* start Available data *

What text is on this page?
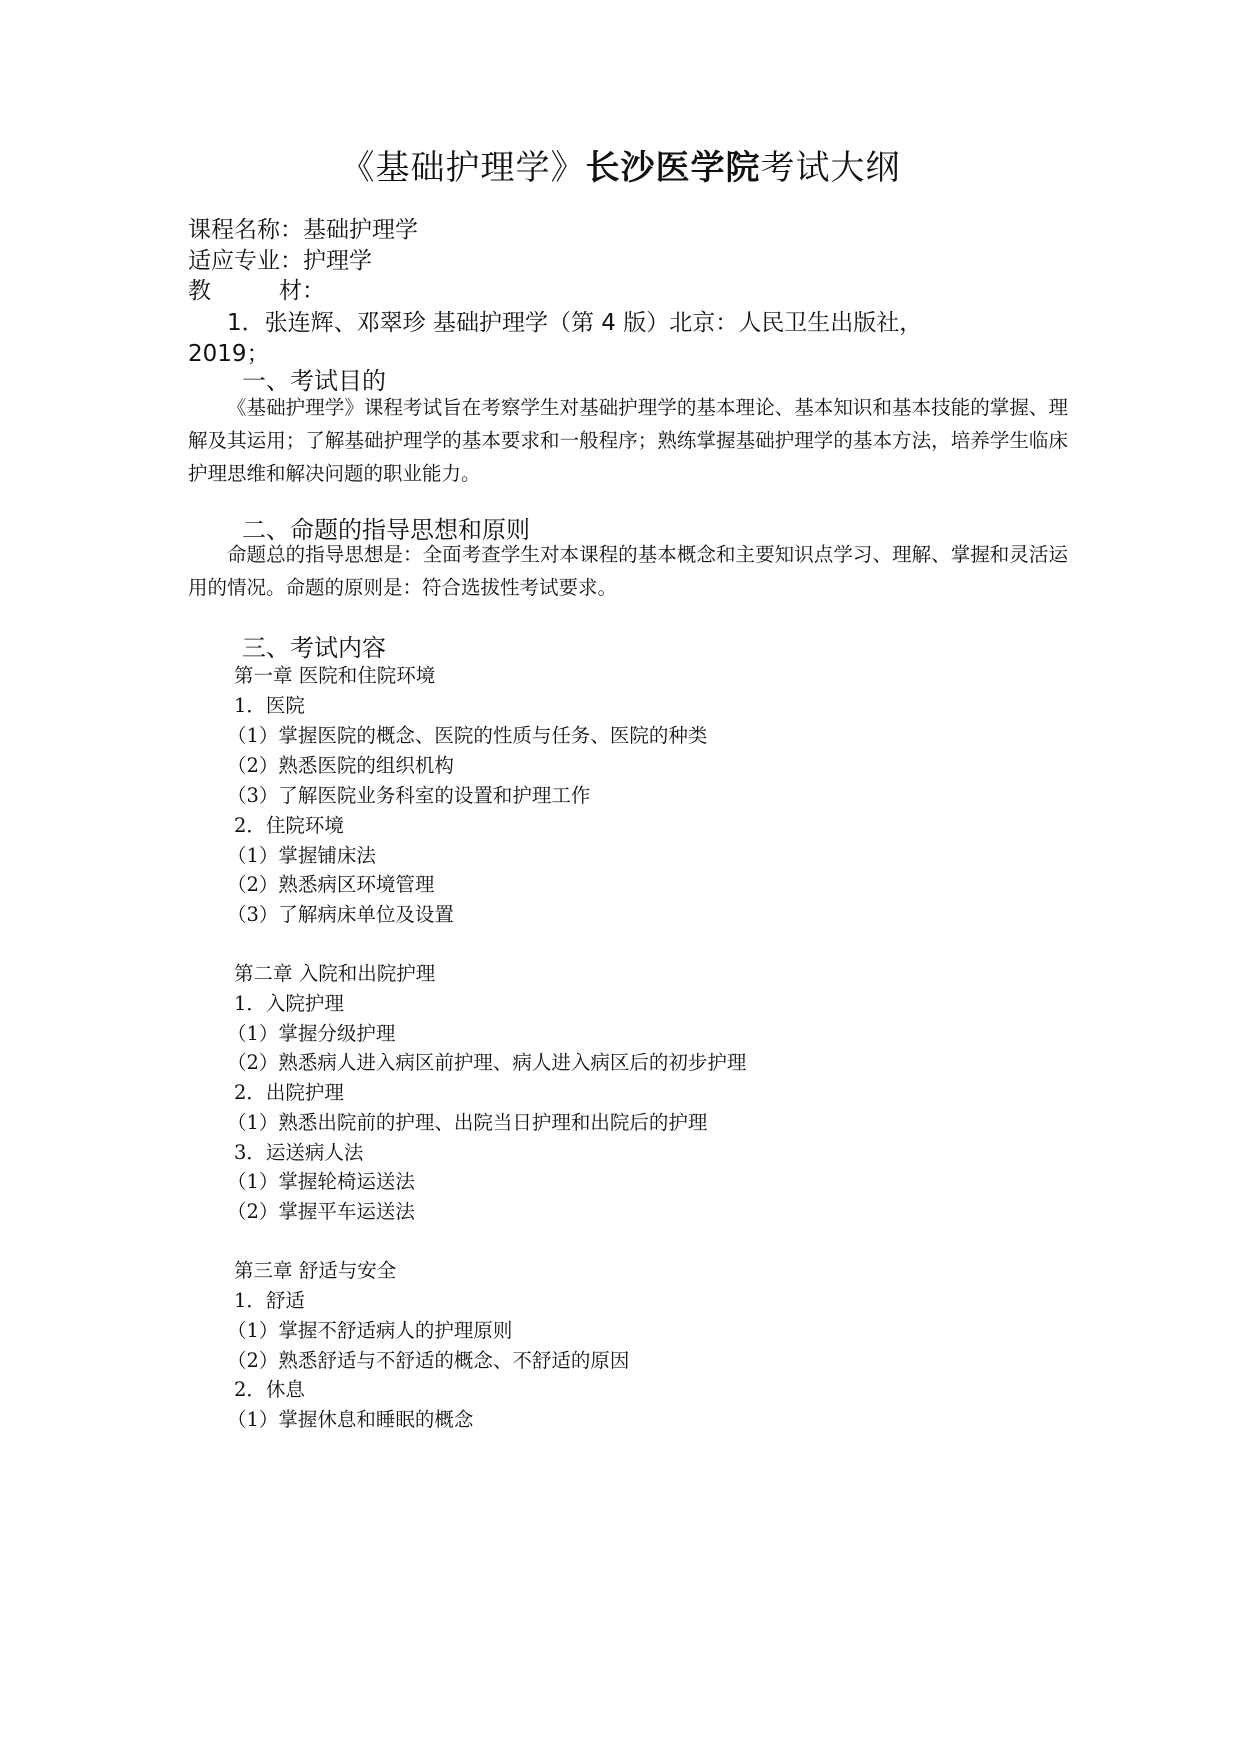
《基础护理学》长沙医学院考试大纲
课程名称：基础护理学
适应专业：护理学
教	材：
1．张连辉、邓翠珍 基础护理学（第 4 版）北京：人民卫生出版社，
2019；
一、考试目的
《基础护理学》课程考试旨在考察学生对基础护理学的基本理论、基本知识和基本技能的掌握、理解及其运用；了解基础护理学的基本要求和一般程序；熟练掌握基础护理学的基本方法，培养学生临床护理思维和解决问题的职业能力。
二、命题的指导思想和原则
命题总的指导思想是：全面考查学生对本课程的基本概念和主要知识点学习、理解、掌握和灵活运用的情况。命题的原则是：符合选拔性考试要求。
三、考试内容
第一章 医院和住院环境
1．医院
（1）掌握医院的概念、医院的性质与任务、医院的种类
（2）熟悉医院的组织机构
（3）了解医院业务科室的设置和护理工作
2．住院环境
（1）掌握铺床法
（2）熟悉病区环境管理
（3）了解病床单位及设置
第二章 入院和出院护理
1．入院护理
（1）掌握分级护理
（2）熟悉病人进入病区前护理、病人进入病区后的初步护理
2．出院护理
（1）熟悉出院前的护理、出院当日护理和出院后的护理
3．运送病人法
（1）掌握轮椅运送法
（2）掌握平车运送法
第三章 舒适与安全
1．舒适
（1）掌握不舒适病人的护理原则
（2）熟悉舒适与不舒适的概念、不舒适的原因
2．休息
（1）掌握休息和睡眠的概念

* end Available data *

__Required work__: Write out all the entries exactly, except for the pictures.

__Output of the exercise__:
What text is on this page?
《基础护理学》长沙医学院考试大纲
课程名称：基础护理学
适应专业：护理学
教	材：
1．张连辉、邓翠珍 基础护理学（第 4 版）北京：人民卫生出版社，
2019；
一、考试目的
《基础护理学》课程考试旨在考察学生对基础护理学的基本理论、基本知识和基本技能的掌握、理解及其运用；了解基础护理学的基本要求和一般程序；熟练掌握基础护理学的基本方法，培养学生临床护理思维和解决问题的职业能力。
二、命题的指导思想和原则
命题总的指导思想是：全面考查学生对本课程的基本概念和主要知识点学习、理解、掌握和灵活运用的情况。命题的原则是：符合选拔性考试要求。
三、考试内容
第一章 医院和住院环境
1．医院
（1）掌握医院的概念、医院的性质与任务、医院的种类
（2）熟悉医院的组织机构
（3）了解医院业务科室的设置和护理工作
2．住院环境
（1）掌握铺床法
（2）熟悉病区环境管理
（3）了解病床单位及设置
第二章 入院和出院护理
1．入院护理
（1）掌握分级护理
（2）熟悉病人进入病区前护理、病人进入病区后的初步护理
2．出院护理
（1）熟悉出院前的护理、出院当日护理和出院后的护理
3．运送病人法
（1）掌握轮椅运送法
（2）掌握平车运送法
第三章 舒适与安全
1．舒适
（1）掌握不舒适病人的护理原则
（2）熟悉舒适与不舒适的概念、不舒适的原因
2．休息
（1）掌握休息和睡眠的概念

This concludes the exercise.